§ **Exercise task**:
Repeat every entry in the listing below, exactly.

§ **Input data**:

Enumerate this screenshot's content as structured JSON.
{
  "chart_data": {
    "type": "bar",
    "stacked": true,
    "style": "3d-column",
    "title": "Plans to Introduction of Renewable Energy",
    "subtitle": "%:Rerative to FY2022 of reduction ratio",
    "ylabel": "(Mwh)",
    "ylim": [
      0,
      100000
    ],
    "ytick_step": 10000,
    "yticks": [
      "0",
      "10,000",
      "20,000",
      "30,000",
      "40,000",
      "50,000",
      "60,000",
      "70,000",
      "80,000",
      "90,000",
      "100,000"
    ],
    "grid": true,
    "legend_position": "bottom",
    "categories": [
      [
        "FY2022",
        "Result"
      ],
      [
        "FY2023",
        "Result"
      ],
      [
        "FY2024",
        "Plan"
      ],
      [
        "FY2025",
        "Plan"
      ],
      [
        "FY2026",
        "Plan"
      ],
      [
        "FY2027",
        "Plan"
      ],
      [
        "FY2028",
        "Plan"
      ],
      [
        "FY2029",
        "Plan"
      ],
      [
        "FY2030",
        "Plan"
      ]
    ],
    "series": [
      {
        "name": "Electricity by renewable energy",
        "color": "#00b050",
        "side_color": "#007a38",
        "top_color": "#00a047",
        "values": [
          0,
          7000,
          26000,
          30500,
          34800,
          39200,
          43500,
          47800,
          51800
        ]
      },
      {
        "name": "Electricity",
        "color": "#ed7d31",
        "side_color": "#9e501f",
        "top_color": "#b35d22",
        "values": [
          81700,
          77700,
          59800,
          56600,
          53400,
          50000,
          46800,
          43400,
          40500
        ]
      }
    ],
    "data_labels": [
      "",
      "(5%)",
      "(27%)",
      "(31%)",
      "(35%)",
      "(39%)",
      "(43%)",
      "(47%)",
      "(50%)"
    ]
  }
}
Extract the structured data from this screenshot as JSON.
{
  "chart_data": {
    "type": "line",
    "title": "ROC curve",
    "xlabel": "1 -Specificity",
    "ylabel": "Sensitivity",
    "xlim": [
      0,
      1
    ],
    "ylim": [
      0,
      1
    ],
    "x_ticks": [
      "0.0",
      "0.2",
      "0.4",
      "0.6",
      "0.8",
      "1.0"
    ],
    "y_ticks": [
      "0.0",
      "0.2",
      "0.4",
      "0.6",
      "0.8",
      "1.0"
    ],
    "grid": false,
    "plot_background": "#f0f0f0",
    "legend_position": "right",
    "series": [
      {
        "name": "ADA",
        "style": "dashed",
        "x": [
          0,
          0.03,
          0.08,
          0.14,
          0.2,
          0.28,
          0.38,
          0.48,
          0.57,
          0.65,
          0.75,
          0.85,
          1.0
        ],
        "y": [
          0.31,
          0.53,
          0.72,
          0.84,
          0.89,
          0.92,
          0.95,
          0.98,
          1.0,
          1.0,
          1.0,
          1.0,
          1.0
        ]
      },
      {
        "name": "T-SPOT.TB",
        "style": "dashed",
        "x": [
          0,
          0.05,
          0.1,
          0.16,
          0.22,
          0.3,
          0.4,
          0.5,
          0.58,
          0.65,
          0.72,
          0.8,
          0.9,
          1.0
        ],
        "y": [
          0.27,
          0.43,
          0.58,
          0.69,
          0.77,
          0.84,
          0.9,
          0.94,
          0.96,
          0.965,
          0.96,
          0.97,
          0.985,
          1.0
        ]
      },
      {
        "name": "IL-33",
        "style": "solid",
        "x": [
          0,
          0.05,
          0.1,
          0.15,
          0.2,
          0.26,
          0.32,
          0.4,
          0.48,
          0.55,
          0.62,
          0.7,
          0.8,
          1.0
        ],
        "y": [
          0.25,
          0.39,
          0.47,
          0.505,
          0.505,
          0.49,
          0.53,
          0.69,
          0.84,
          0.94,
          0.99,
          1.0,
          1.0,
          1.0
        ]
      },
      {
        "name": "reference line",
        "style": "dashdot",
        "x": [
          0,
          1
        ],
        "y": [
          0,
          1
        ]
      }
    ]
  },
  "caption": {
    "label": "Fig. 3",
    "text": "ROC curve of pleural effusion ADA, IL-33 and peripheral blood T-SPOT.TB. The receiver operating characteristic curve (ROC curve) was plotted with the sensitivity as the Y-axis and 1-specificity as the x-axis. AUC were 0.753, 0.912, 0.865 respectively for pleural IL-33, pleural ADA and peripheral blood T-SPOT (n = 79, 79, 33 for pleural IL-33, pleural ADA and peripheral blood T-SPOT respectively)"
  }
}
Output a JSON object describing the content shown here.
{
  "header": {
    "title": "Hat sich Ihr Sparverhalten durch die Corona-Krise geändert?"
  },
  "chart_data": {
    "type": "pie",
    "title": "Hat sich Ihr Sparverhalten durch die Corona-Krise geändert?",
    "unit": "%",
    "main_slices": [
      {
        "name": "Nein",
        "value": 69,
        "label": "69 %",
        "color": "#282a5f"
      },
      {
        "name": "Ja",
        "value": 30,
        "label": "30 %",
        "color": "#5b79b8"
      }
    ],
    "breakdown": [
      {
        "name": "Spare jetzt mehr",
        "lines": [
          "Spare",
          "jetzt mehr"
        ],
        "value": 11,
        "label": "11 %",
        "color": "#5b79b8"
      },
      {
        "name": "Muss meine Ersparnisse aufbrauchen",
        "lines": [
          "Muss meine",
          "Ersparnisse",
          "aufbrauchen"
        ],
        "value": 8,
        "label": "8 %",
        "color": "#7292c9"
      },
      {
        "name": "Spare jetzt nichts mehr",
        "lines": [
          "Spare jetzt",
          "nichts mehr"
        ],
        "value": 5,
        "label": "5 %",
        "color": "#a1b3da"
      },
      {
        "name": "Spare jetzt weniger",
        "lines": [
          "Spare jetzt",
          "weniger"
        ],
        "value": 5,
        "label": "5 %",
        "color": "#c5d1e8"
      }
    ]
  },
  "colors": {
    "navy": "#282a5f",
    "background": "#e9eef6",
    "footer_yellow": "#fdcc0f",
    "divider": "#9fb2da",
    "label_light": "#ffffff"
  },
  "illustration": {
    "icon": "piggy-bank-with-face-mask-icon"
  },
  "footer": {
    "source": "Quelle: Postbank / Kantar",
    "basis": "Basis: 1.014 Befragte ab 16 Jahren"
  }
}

§ **Response to the task**:
Enumerate this screenshot's content as structured JSON.
{
  "chart_data": {
    "type": "bar",
    "stacked": true,
    "style": "3d-column",
    "title": "Plans to Introduction of Renewable Energy",
    "subtitle": "%:Rerative to FY2022 of reduction ratio",
    "ylabel": "(Mwh)",
    "ylim": [
      0,
      100000
    ],
    "ytick_step": 10000,
    "yticks": [
      "0",
      "10,000",
      "20,000",
      "30,000",
      "40,000",
      "50,000",
      "60,000",
      "70,000",
      "80,000",
      "90,000",
      "100,000"
    ],
    "grid": true,
    "legend_position": "bottom",
    "categories": [
      [
        "FY2022",
        "Result"
      ],
      [
        "FY2023",
        "Result"
      ],
      [
        "FY2024",
        "Plan"
      ],
      [
        "FY2025",
        "Plan"
      ],
      [
        "FY2026",
        "Plan"
      ],
      [
        "FY2027",
        "Plan"
      ],
      [
        "FY2028",
        "Plan"
      ],
      [
        "FY2029",
        "Plan"
      ],
      [
        "FY2030",
        "Plan"
      ]
    ],
    "series": [
      {
        "name": "Electricity by renewable energy",
        "color": "#00b050",
        "side_color": "#007a38",
        "top_color": "#00a047",
        "values": [
          0,
          7000,
          26000,
          30500,
          34800,
          39200,
          43500,
          47800,
          51800
        ]
      },
      {
        "name": "Electricity",
        "color": "#ed7d31",
        "side_color": "#9e501f",
        "top_color": "#b35d22",
        "values": [
          81700,
          77700,
          59800,
          56600,
          53400,
          50000,
          46800,
          43400,
          40500
        ]
      }
    ],
    "data_labels": [
      "",
      "(5%)",
      "(27%)",
      "(31%)",
      "(35%)",
      "(39%)",
      "(43%)",
      "(47%)",
      "(50%)"
    ]
  }
}
Extract the structured data from this screenshot as JSON.
{
  "chart_data": {
    "type": "line",
    "title": "ROC curve",
    "xlabel": "1 -Specificity",
    "ylabel": "Sensitivity",
    "xlim": [
      0,
      1
    ],
    "ylim": [
      0,
      1
    ],
    "x_ticks": [
      "0.0",
      "0.2",
      "0.4",
      "0.6",
      "0.8",
      "1.0"
    ],
    "y_ticks": [
      "0.0",
      "0.2",
      "0.4",
      "0.6",
      "0.8",
      "1.0"
    ],
    "grid": false,
    "plot_background": "#f0f0f0",
    "legend_position": "right",
    "series": [
      {
        "name": "ADA",
        "style": "dashed",
        "x": [
          0,
          0.03,
          0.08,
          0.14,
          0.2,
          0.28,
          0.38,
          0.48,
          0.57,
          0.65,
          0.75,
          0.85,
          1.0
        ],
        "y": [
          0.31,
          0.53,
          0.72,
          0.84,
          0.89,
          0.92,
          0.95,
          0.98,
          1.0,
          1.0,
          1.0,
          1.0,
          1.0
        ]
      },
      {
        "name": "T-SPOT.TB",
        "style": "dashed",
        "x": [
          0,
          0.05,
          0.1,
          0.16,
          0.22,
          0.3,
          0.4,
          0.5,
          0.58,
          0.65,
          0.72,
          0.8,
          0.9,
          1.0
        ],
        "y": [
          0.27,
          0.43,
          0.58,
          0.69,
          0.77,
          0.84,
          0.9,
          0.94,
          0.96,
          0.965,
          0.96,
          0.97,
          0.985,
          1.0
        ]
      },
      {
        "name": "IL-33",
        "style": "solid",
        "x": [
          0,
          0.05,
          0.1,
          0.15,
          0.2,
          0.26,
          0.32,
          0.4,
          0.48,
          0.55,
          0.62,
          0.7,
          0.8,
          1.0
        ],
        "y": [
          0.25,
          0.39,
          0.47,
          0.505,
          0.505,
          0.49,
          0.53,
          0.69,
          0.84,
          0.94,
          0.99,
          1.0,
          1.0,
          1.0
        ]
      },
      {
        "name": "reference line",
        "style": "dashdot",
        "x": [
          0,
          1
        ],
        "y": [
          0,
          1
        ]
      }
    ]
  },
  "caption": {
    "label": "Fig. 3",
    "text": "ROC curve of pleural effusion ADA, IL-33 and peripheral blood T-SPOT.TB. The receiver operating characteristic curve (ROC curve) was plotted with the sensitivity as the Y-axis and 1-specificity as the x-axis. AUC were 0.753, 0.912, 0.865 respectively for pleural IL-33, pleural ADA and peripheral blood T-SPOT (n = 79, 79, 33 for pleural IL-33, pleural ADA and peripheral blood T-SPOT respectively)"
  }
}
Output a JSON object describing the content shown here.
{
  "header": {
    "title": "Hat sich Ihr Sparverhalten durch die Corona-Krise geändert?"
  },
  "chart_data": {
    "type": "pie",
    "title": "Hat sich Ihr Sparverhalten durch die Corona-Krise geändert?",
    "unit": "%",
    "main_slices": [
      {
        "name": "Nein",
        "value": 69,
        "label": "69 %",
        "color": "#282a5f"
      },
      {
        "name": "Ja",
        "value": 30,
        "label": "30 %",
        "color": "#5b79b8"
      }
    ],
    "breakdown": [
      {
        "name": "Spare jetzt mehr",
        "lines": [
          "Spare",
          "jetzt mehr"
        ],
        "value": 11,
        "label": "11 %",
        "color": "#5b79b8"
      },
      {
        "name": "Muss meine Ersparnisse aufbrauchen",
        "lines": [
          "Muss meine",
          "Ersparnisse",
          "aufbrauchen"
        ],
        "value": 8,
        "label": "8 %",
        "color": "#7292c9"
      },
      {
        "name": "Spare jetzt nichts mehr",
        "lines": [
          "Spare jetzt",
          "nichts mehr"
        ],
        "value": 5,
        "label": "5 %",
        "color": "#a1b3da"
      },
      {
        "name": "Spare jetzt weniger",
        "lines": [
          "Spare jetzt",
          "weniger"
        ],
        "value": 5,
        "label": "5 %",
        "color": "#c5d1e8"
      }
    ]
  },
  "colors": {
    "navy": "#282a5f",
    "background": "#e9eef6",
    "footer_yellow": "#fdcc0f",
    "divider": "#9fb2da",
    "label_light": "#ffffff"
  },
  "illustration": {
    "icon": "piggy-bank-with-face-mask-icon"
  },
  "footer": {
    "source": "Quelle: Postbank / Kantar",
    "basis": "Basis: 1.014 Befragte ab 16 Jahren"
  }
}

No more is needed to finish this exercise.